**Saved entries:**
>> START

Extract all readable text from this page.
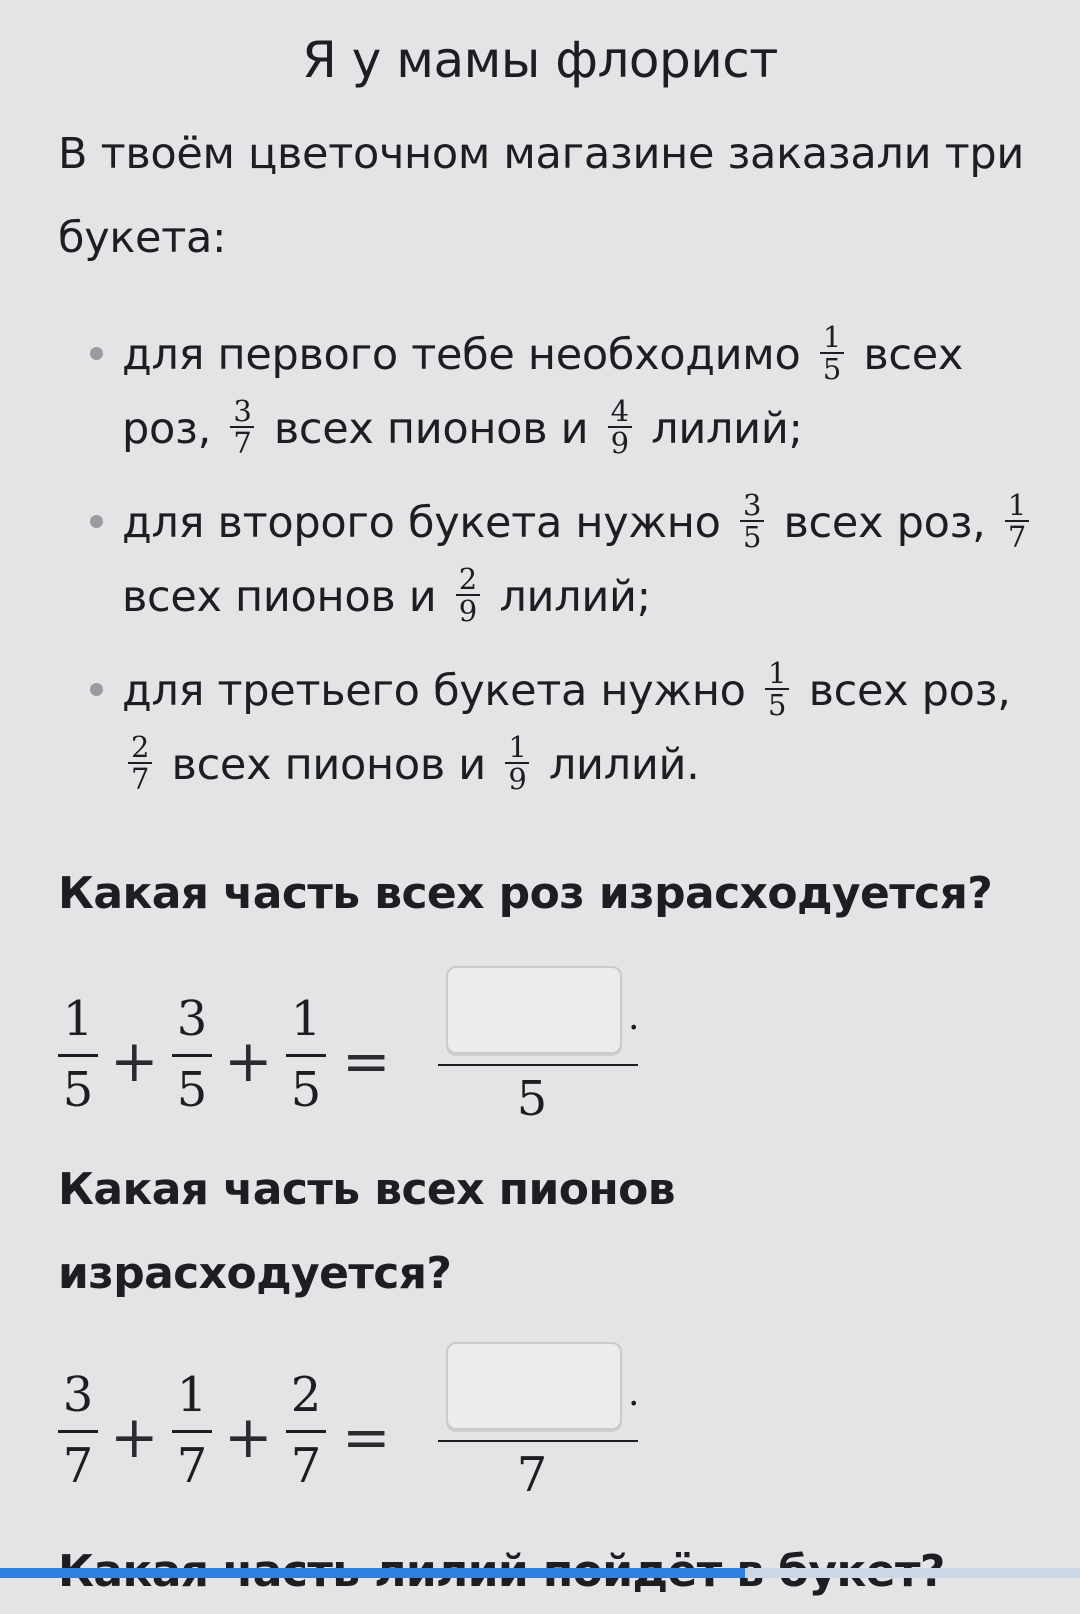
Я у мамы флорист
В твоём цветочном магазине заказали три букета:
для первого тебе необходимо $\frac{1}{5}$ всех роз, $\frac{3}{7}$ всех пионов и $\frac{4}{9}$ лилий;
для второго букета нужно $\frac{3}{5}$ всех роз, $\frac{1}{7}$
всех пионов и $\frac{2}{9}$ лилий;
для третьего букета нужно $\frac{1}{5}$ всех роз,
$\frac{2}{7}$ всех пионов и $\frac{1}{9}$ лилий.
Какая часть всех роз израсходуется?
1
5 +
3
5 +
1
5 =
.
5
Какая часть всех пионов израсходуется?
3
7 +
1
7 +
2
7 =
.
7
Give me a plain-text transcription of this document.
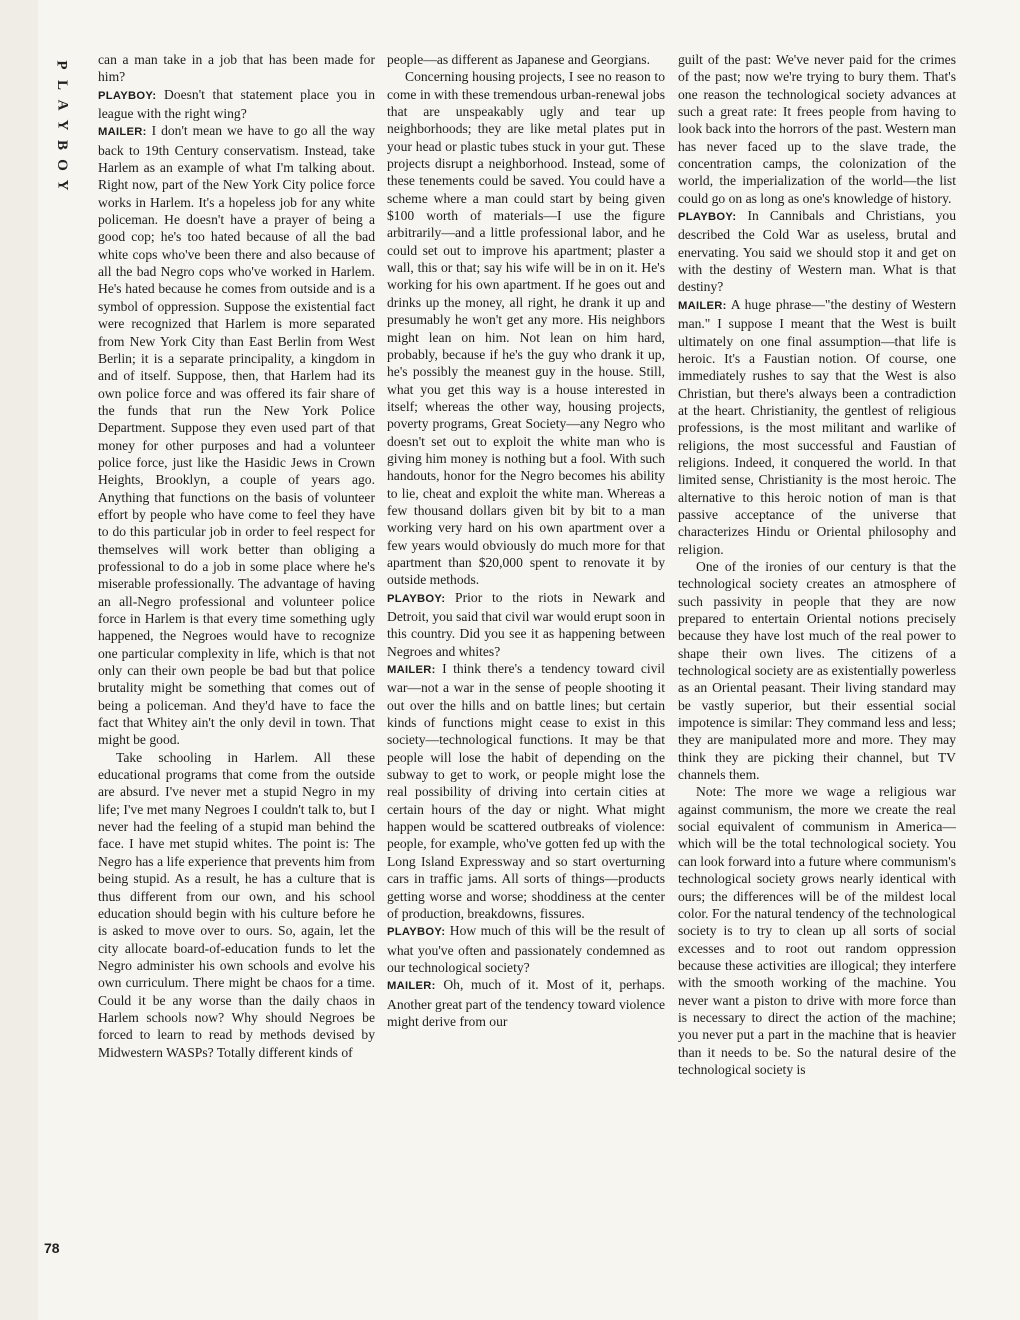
P
L
A
Y
B
O
Y
78

can a man take in a job that has been made for him?

PLAYBOY: Doesn't that statement place you in league with the right wing?

MAILER: I don't mean we have to go all the way back to 19th Century conservatism. Instead, take Harlem as an example of what I'm talking about. Right now, part of the New York City police force works in Harlem. It's a hopeless job for any white policeman. He doesn't have a prayer of being a good cop; he's too hated because of all the bad white cops who've been there and also because of all the bad Negro cops who've worked in Harlem. He's hated because he comes from outside and is a symbol of oppression. Suppose the existential fact were recognized that Harlem is more separated from New York City than East Berlin from West Berlin; it is a separate principality, a kingdom in and of itself. Suppose, then, that Harlem had its own police force and was offered its fair share of the funds that run the New York Police Department. Suppose they even used part of that money for other purposes and had a volunteer police force, just like the Hasidic Jews in Crown Heights, Brooklyn, a couple of years ago. Anything that functions on the basis of volunteer effort by people who have come to feel they have to do this particular job in order to feel respect for themselves will work better than obliging a professional to do a job in some place where he's miserable professionally. The advantage of having an all-Negro professional and volunteer police force in Harlem is that every time something ugly happened, the Negroes would have to recognize one particular complexity in life, which is that not only can their own people be bad but that police brutality might be something that comes out of being a policeman. And they'd have to face the fact that Whitey ain't the only devil in town. That might be good.

Take schooling in Harlem. All these educational programs that come from the outside are absurd. I've never met a stupid Negro in my life; I've met many Negroes I couldn't talk to, but I never had the feeling of a stupid man behind the face. I have met stupid whites. The point is: The Negro has a life experience that prevents him from being stupid. As a result, he has a culture that is thus different from our own, and his school education should begin with his culture before he is asked to move over to ours. So, again, let the city allocate board-of-education funds to let the Negro administer his own schools and evolve his own curriculum. There might be chaos for a time. Could it be any worse than the daily chaos in Harlem schools now? Why should Negroes be forced to learn to read by methods devised by Midwestern WASPs? Totally different kinds of

people—as different as Japanese and Georgians.

Concerning housing projects, I see no reason to come in with these tremendous urban-renewal jobs that are unspeakably ugly and tear up neighborhoods; they are like metal plates put in your head or plastic tubes stuck in your gut. These projects disrupt a neighborhood. Instead, some of these tenements could be saved. You could have a scheme where a man could start by being given $100 worth of materials—I use the figure arbitrarily—and a little professional labor, and he could set out to improve his apartment; plaster a wall, this or that; say his wife will be in on it. He's working for his own apartment. If he goes out and drinks up the money, all right, he drank it up and presumably he won't get any more. His neighbors might lean on him. Not lean on him hard, probably, because if he's the guy who drank it up, he's possibly the meanest guy in the house. Still, what you get this way is a house interested in itself; whereas the other way, housing projects, poverty programs, Great Society—any Negro who doesn't set out to exploit the white man who is giving him money is nothing but a fool. With such handouts, honor for the Negro becomes his ability to lie, cheat and exploit the white man. Whereas a few thousand dollars given bit by bit to a man working very hard on his own apartment over a few years would obviously do much more for that apartment than $20,000 spent to renovate it by outside methods.

PLAYBOY: Prior to the riots in Newark and Detroit, you said that civil war would erupt soon in this country. Did you see it as happening between Negroes and whites?

MAILER: I think there's a tendency toward civil war—not a war in the sense of people shooting it out over the hills and on battle lines; but certain kinds of functions might cease to exist in this society—technological functions. It may be that people will lose the habit of depending on the subway to get to work, or people might lose the real possibility of driving into certain cities at certain hours of the day or night. What might happen would be scattered outbreaks of violence: people, for example, who've gotten fed up with the Long Island Expressway and so start overturning cars in traffic jams. All sorts of things—products getting worse and worse; shoddiness at the center of production, breakdowns, fissures.

PLAYBOY: How much of this will be the result of what you've often and passionately condemned as our technological society?

MAILER: Oh, much of it. Most of it, perhaps. Another great part of the tendency toward violence might derive from our

guilt of the past: We've never paid for the crimes of the past; now we're trying to bury them. That's one reason the technological society advances at such a great rate: It frees people from having to look back into the horrors of the past. Western man has never faced up to the slave trade, the concentration camps, the colonization of the world, the imperialization of the world—the list could go on as long as one's knowledge of history.

PLAYBOY: In Cannibals and Christians, you described the Cold War as useless, brutal and enervating. You said we should stop it and get on with the destiny of Western man. What is that destiny?

MAILER: A huge phrase—"the destiny of Western man." I suppose I meant that the West is built ultimately on one final assumption—that life is heroic. It's a Faustian notion. Of course, one immediately rushes to say that the West is also Christian, but there's always been a contradiction at the heart. Christianity, the gentlest of religious professions, is the most militant and warlike of religions, the most successful and Faustian of religions. Indeed, it conquered the world. In that limited sense, Christianity is the most heroic. The alternative to this heroic notion of man is that passive acceptance of the universe that characterizes Hindu or Oriental philosophy and religion.

One of the ironies of our century is that the technological society creates an atmosphere of such passivity in people that they are now prepared to entertain Oriental notions precisely because they have lost much of the real power to shape their own lives. The citizens of a technological society are as existentially powerless as an Oriental peasant. Their living standard may be vastly superior, but their essential social impotence is similar: They command less and less; they are manipulated more and more. They may think they are picking their channel, but TV channels them.

Note: The more we wage a religious war against communism, the more we create the real social equivalent of communism in America—which will be the total technological society. You can look forward into a future where communism's technological society grows nearly identical with ours; the differences will be of the mildest local color. For the natural tendency of the technological society is to try to clean up all sorts of social excesses and to root out random oppression because these activities are illogical; they interfere with the smooth working of the machine. You never want a piston to drive with more force than is necessary to direct the action of the machine; you never put a part in the machine that is heavier than it needs to be. So the natural desire of the technological society is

>> END

Without the pictures, transcribe the listing above exactly.

**Solved exercise:**
Extract all readable text from this page.
Я у мамы флорист
В твоём цветочном магазине заказали три букета:
для первого тебе необходимо $\frac{1}{5}$ всех роз, $\frac{3}{7}$ всех пионов и $\frac{4}{9}$ лилий;
для второго букета нужно $\frac{3}{5}$ всех роз, $\frac{1}{7}$
всех пионов и $\frac{2}{9}$ лилий;
для третьего букета нужно $\frac{1}{5}$ всех роз,
$\frac{2}{7}$ всех пионов и $\frac{1}{9}$ лилий.
Какая часть всех роз израсходуется?
1
5 +
3
5 +
1
5 =
.
5
Какая часть всех пионов израсходуется?
3
7 +
1
7 +
2
7 =
.
7
Give me a plain-text transcription of this document.
P
L
A
Y
B
O
Y
78

can a man take in a job that has been made for him?

PLAYBOY: Doesn't that statement place you in league with the right wing?

MAILER: I don't mean we have to go all the way back to 19th Century conservatism. Instead, take Harlem as an example of what I'm talking about. Right now, part of the New York City police force works in Harlem. It's a hopeless job for any white policeman. He doesn't have a prayer of being a good cop; he's too hated because of all the bad white cops who've been there and also because of all the bad Negro cops who've worked in Harlem. He's hated because he comes from outside and is a symbol of oppression. Suppose the existential fact were recognized that Harlem is more separated from New York City than East Berlin from West Berlin; it is a separate principality, a kingdom in and of itself. Suppose, then, that Harlem had its own police force and was offered its fair share of the funds that run the New York Police Department. Suppose they even used part of that money for other purposes and had a volunteer police force, just like the Hasidic Jews in Crown Heights, Brooklyn, a couple of years ago. Anything that functions on the basis of volunteer effort by people who have come to feel they have to do this particular job in order to feel respect for themselves will work better than obliging a professional to do a job in some place where he's miserable professionally. The advantage of having an all-Negro professional and volunteer police force in Harlem is that every time something ugly happened, the Negroes would have to recognize one particular complexity in life, which is that not only can their own people be bad but that police brutality might be something that comes out of being a policeman. And they'd have to face the fact that Whitey ain't the only devil in town. That might be good.

Take schooling in Harlem. All these educational programs that come from the outside are absurd. I've never met a stupid Negro in my life; I've met many Negroes I couldn't talk to, but I never had the feeling of a stupid man behind the face. I have met stupid whites. The point is: The Negro has a life experience that prevents him from being stupid. As a result, he has a culture that is thus different from our own, and his school education should begin with his culture before he is asked to move over to ours. So, again, let the city allocate board-of-education funds to let the Negro administer his own schools and evolve his own curriculum. There might be chaos for a time. Could it be any worse than the daily chaos in Harlem schools now? Why should Negroes be forced to learn to read by methods devised by Midwestern WASPs? Totally different kinds of

people—as different as Japanese and Georgians.

Concerning housing projects, I see no reason to come in with these tremendous urban-renewal jobs that are unspeakably ugly and tear up neighborhoods; they are like metal plates put in your head or plastic tubes stuck in your gut. These projects disrupt a neighborhood. Instead, some of these tenements could be saved. You could have a scheme where a man could start by being given $100 worth of materials—I use the figure arbitrarily—and a little professional labor, and he could set out to improve his apartment; plaster a wall, this or that; say his wife will be in on it. He's working for his own apartment. If he goes out and drinks up the money, all right, he drank it up and presumably he won't get any more. His neighbors might lean on him. Not lean on him hard, probably, because if he's the guy who drank it up, he's possibly the meanest guy in the house. Still, what you get this way is a house interested in itself; whereas the other way, housing projects, poverty programs, Great Society—any Negro who doesn't set out to exploit the white man who is giving him money is nothing but a fool. With such handouts, honor for the Negro becomes his ability to lie, cheat and exploit the white man. Whereas a few thousand dollars given bit by bit to a man working very hard on his own apartment over a few years would obviously do much more for that apartment than $20,000 spent to renovate it by outside methods.

PLAYBOY: Prior to the riots in Newark and Detroit, you said that civil war would erupt soon in this country. Did you see it as happening between Negroes and whites?

MAILER: I think there's a tendency toward civil war—not a war in the sense of people shooting it out over the hills and on battle lines; but certain kinds of functions might cease to exist in this society—technological functions. It may be that people will lose the habit of depending on the subway to get to work, or people might lose the real possibility of driving into certain cities at certain hours of the day or night. What might happen would be scattered outbreaks of violence: people, for example, who've gotten fed up with the Long Island Expressway and so start overturning cars in traffic jams. All sorts of things—products getting worse and worse; shoddiness at the center of production, breakdowns, fissures.

PLAYBOY: How much of this will be the result of what you've often and passionately condemned as our technological society?

MAILER: Oh, much of it. Most of it, perhaps. Another great part of the tendency toward violence might derive from our

guilt of the past: We've never paid for the crimes of the past; now we're trying to bury them. That's one reason the technological society advances at such a great rate: It frees people from having to look back into the horrors of the past. Western man has never faced up to the slave trade, the concentration camps, the colonization of the world, the imperialization of the world—the list could go on as long as one's knowledge of history.

PLAYBOY: In Cannibals and Christians, you described the Cold War as useless, brutal and enervating. You said we should stop it and get on with the destiny of Western man. What is that destiny?

MAILER: A huge phrase—"the destiny of Western man." I suppose I meant that the West is built ultimately on one final assumption—that life is heroic. It's a Faustian notion. Of course, one immediately rushes to say that the West is also Christian, but there's always been a contradiction at the heart. Christianity, the gentlest of religious professions, is the most militant and warlike of religions, the most successful and Faustian of religions. Indeed, it conquered the world. In that limited sense, Christianity is the most heroic. The alternative to this heroic notion of man is that passive acceptance of the universe that characterizes Hindu or Oriental philosophy and religion.

One of the ironies of our century is that the technological society creates an atmosphere of such passivity in people that they are now prepared to entertain Oriental notions precisely because they have lost much of the real power to shape their own lives. The citizens of a technological society are as existentially powerless as an Oriental peasant. Their living standard may be vastly superior, but their essential social impotence is similar: They command less and less; they are manipulated more and more. They may think they are picking their channel, but TV channels them.

Note: The more we wage a religious war against communism, the more we create the real social equivalent of communism in America—which will be the total technological society. You can look forward into a future where communism's technological society grows nearly identical with ours; the differences will be of the mildest local color. For the natural tendency of the technological society is to try to clean up all sorts of social excesses and to root out random oppression because these activities are illogical; they interfere with the smooth working of the machine. You never want a piston to drive with more force than is necessary to direct the action of the machine; you never put a part in the machine that is heavier than it needs to be. So the natural desire of the technological society is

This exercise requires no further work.